# Corn



## 2x2isnot4

I would like make a list of how "corn" as in an agricultural product, is expressed in different countries. Please note that there are different names within the same language. For example, it changes from UK  English to USA  English or from Syrian Arabic to Egyptian Arabic. 

More the merrier!

I need to clarify a point about "corn" : I was using it as in American English, which is different than the English use. By Corn, I  mean maize in UK English. To stop further confusion the definition is below:

corn 1 |kôrn|
noun
1 a North American cereal plant that yields large grains, or kernels, set in rows on a cob. Its many varieties yield numerous products, highly valued for both human and livestock consumption. 
corn1 1
Also called Indian corn . • Zea mays, family Gramineae; it was domesticated before 5000 bc, although the wild ancestor is unidentified.
• the grains of this : creamed corn | two ears of corn.
• Brit. the chief cereal crop of a district, esp. (in England) wheat or (in Scotland) oats.

[What you need to do]
In the forum post on corn, what UK English word matches the poster's meaning of "corn"? The listing that comes next has nothing to do with the forum post on corn.

[Extracted information]
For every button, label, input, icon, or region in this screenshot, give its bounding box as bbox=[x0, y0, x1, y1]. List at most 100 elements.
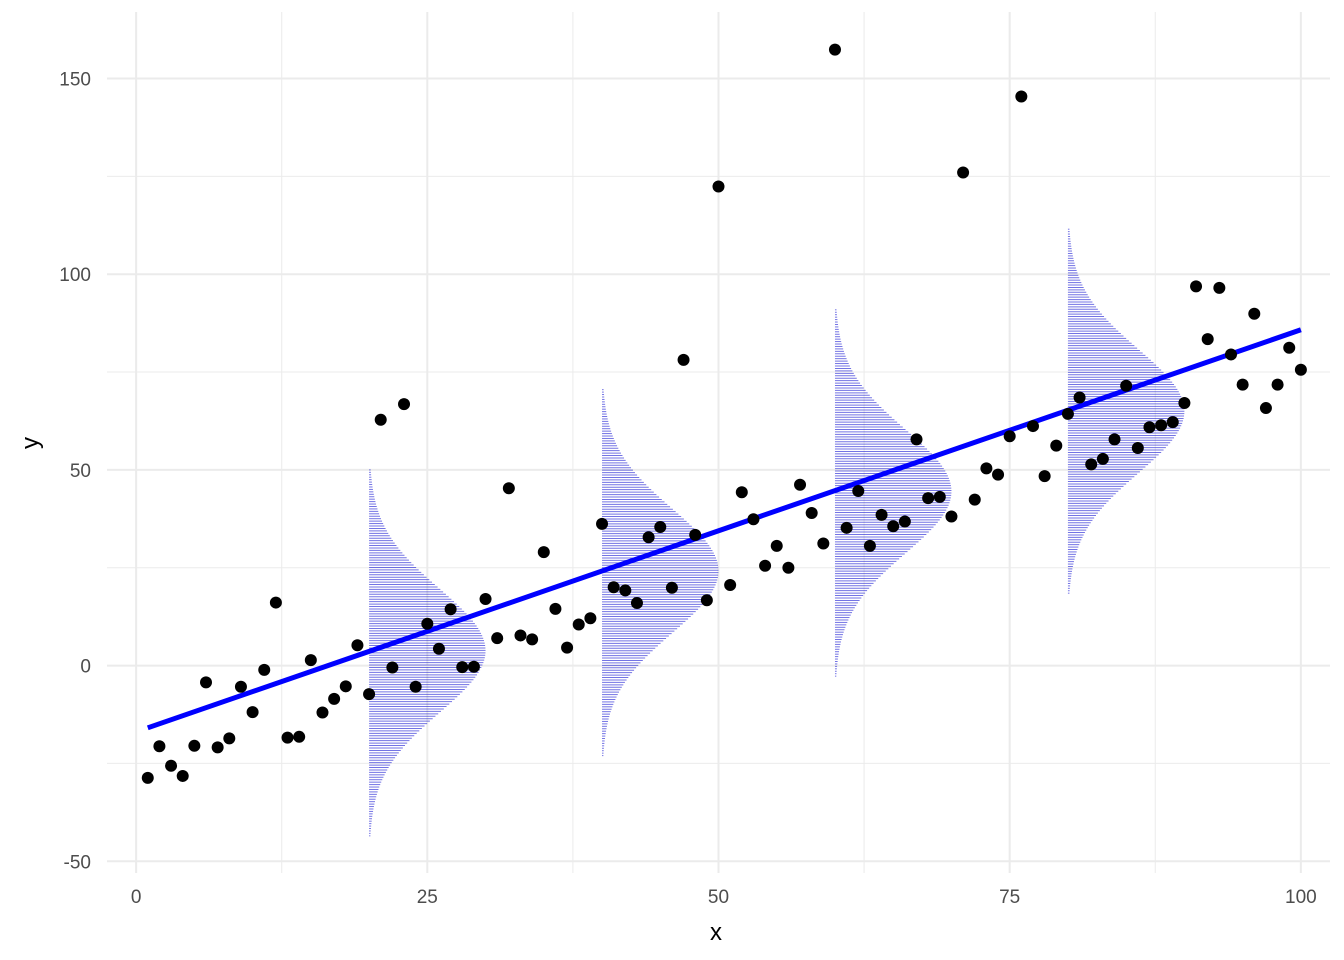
data-point bbox=[887, 520, 900, 533]
data-point bbox=[1166, 416, 1179, 429]
data-point bbox=[712, 180, 725, 193]
data-point bbox=[432, 642, 445, 655]
data-point bbox=[514, 629, 527, 642]
y-axis-title: y bbox=[17, 437, 44, 449]
data-point bbox=[700, 594, 713, 607]
data-point bbox=[817, 537, 830, 550]
data-point bbox=[328, 692, 341, 705]
x-tick-label: 75 bbox=[999, 887, 1020, 908]
data-point bbox=[141, 771, 154, 784]
data-point bbox=[246, 706, 259, 719]
data-point bbox=[584, 612, 597, 625]
data-point bbox=[1038, 470, 1051, 483]
grid-major bbox=[107, 12, 1330, 873]
data-point bbox=[258, 663, 271, 676]
data-point bbox=[502, 482, 515, 495]
x-tick-label: 0 bbox=[131, 887, 142, 908]
x-tick-label: 50 bbox=[708, 887, 729, 908]
y-tick-label: 150 bbox=[59, 70, 91, 91]
data-point bbox=[596, 517, 609, 530]
data-point bbox=[1178, 396, 1191, 409]
data-point bbox=[304, 654, 317, 667]
data-point bbox=[1096, 452, 1109, 465]
data-point bbox=[770, 539, 783, 552]
data-point bbox=[444, 603, 457, 616]
data-point bbox=[1131, 441, 1144, 454]
data-point bbox=[654, 521, 667, 534]
data-point bbox=[630, 596, 643, 609]
data-point bbox=[293, 730, 306, 743]
data-point bbox=[805, 506, 818, 519]
data-point bbox=[665, 581, 678, 594]
data-points bbox=[141, 43, 1307, 784]
data-point bbox=[363, 688, 376, 701]
data-point bbox=[759, 559, 772, 572]
data-point bbox=[1061, 407, 1074, 420]
data-point bbox=[1120, 379, 1133, 392]
data-point bbox=[1271, 378, 1284, 391]
data-point bbox=[386, 661, 399, 674]
data-point bbox=[1294, 363, 1307, 376]
data-point bbox=[910, 433, 923, 446]
data-point bbox=[933, 490, 946, 503]
data-point bbox=[1085, 458, 1098, 471]
data-point bbox=[724, 578, 737, 591]
data-point bbox=[1236, 378, 1249, 391]
data-point bbox=[491, 632, 504, 645]
data-point bbox=[828, 43, 841, 56]
data-point bbox=[165, 759, 178, 772]
data-point bbox=[1015, 90, 1028, 103]
data-point bbox=[234, 680, 247, 693]
y-tick-label: 0 bbox=[80, 657, 91, 678]
data-point bbox=[840, 521, 853, 534]
data-point bbox=[607, 581, 620, 594]
regression-line bbox=[146, 327, 1302, 731]
data-point bbox=[735, 486, 748, 499]
data-point bbox=[782, 561, 795, 574]
density-curve bbox=[369, 469, 486, 837]
data-point bbox=[561, 641, 574, 654]
y-tick-label: -50 bbox=[64, 852, 91, 873]
x-tick-label: 25 bbox=[417, 887, 438, 908]
data-point bbox=[1213, 281, 1226, 294]
data-point bbox=[922, 492, 935, 505]
regression-line-layer bbox=[146, 327, 1302, 731]
data-point bbox=[619, 584, 632, 597]
data-point bbox=[1259, 402, 1272, 415]
data-point bbox=[945, 510, 958, 523]
data-point bbox=[339, 680, 352, 693]
data-point bbox=[526, 633, 539, 646]
data-point bbox=[863, 539, 876, 552]
data-point bbox=[1050, 439, 1063, 452]
data-point bbox=[898, 515, 911, 528]
y-tick-label: 100 bbox=[59, 265, 91, 286]
data-point bbox=[374, 413, 387, 426]
data-point bbox=[980, 462, 993, 475]
data-point bbox=[1201, 333, 1214, 346]
data-point bbox=[1003, 430, 1016, 443]
data-point bbox=[968, 493, 981, 506]
data-point bbox=[211, 741, 224, 754]
data-point bbox=[456, 661, 469, 674]
data-point bbox=[549, 602, 562, 615]
data-point bbox=[223, 732, 236, 745]
y-tick-label: 50 bbox=[70, 461, 91, 482]
data-point bbox=[316, 706, 329, 719]
data-point bbox=[1108, 433, 1121, 446]
data-point bbox=[875, 508, 888, 521]
density-curve bbox=[602, 389, 719, 757]
data-point bbox=[467, 660, 480, 673]
data-point bbox=[852, 485, 865, 498]
x-axis-title: x bbox=[710, 919, 722, 946]
data-point bbox=[537, 546, 550, 559]
data-point bbox=[642, 531, 655, 544]
data-point bbox=[572, 618, 585, 631]
data-point bbox=[1026, 420, 1039, 433]
data-point bbox=[992, 468, 1005, 481]
data-point bbox=[1248, 307, 1261, 320]
data-point bbox=[398, 398, 411, 411]
data-point bbox=[176, 769, 189, 782]
data-point bbox=[689, 528, 702, 541]
data-point bbox=[1073, 391, 1086, 404]
data-point bbox=[479, 593, 492, 606]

[Written response]
Maize.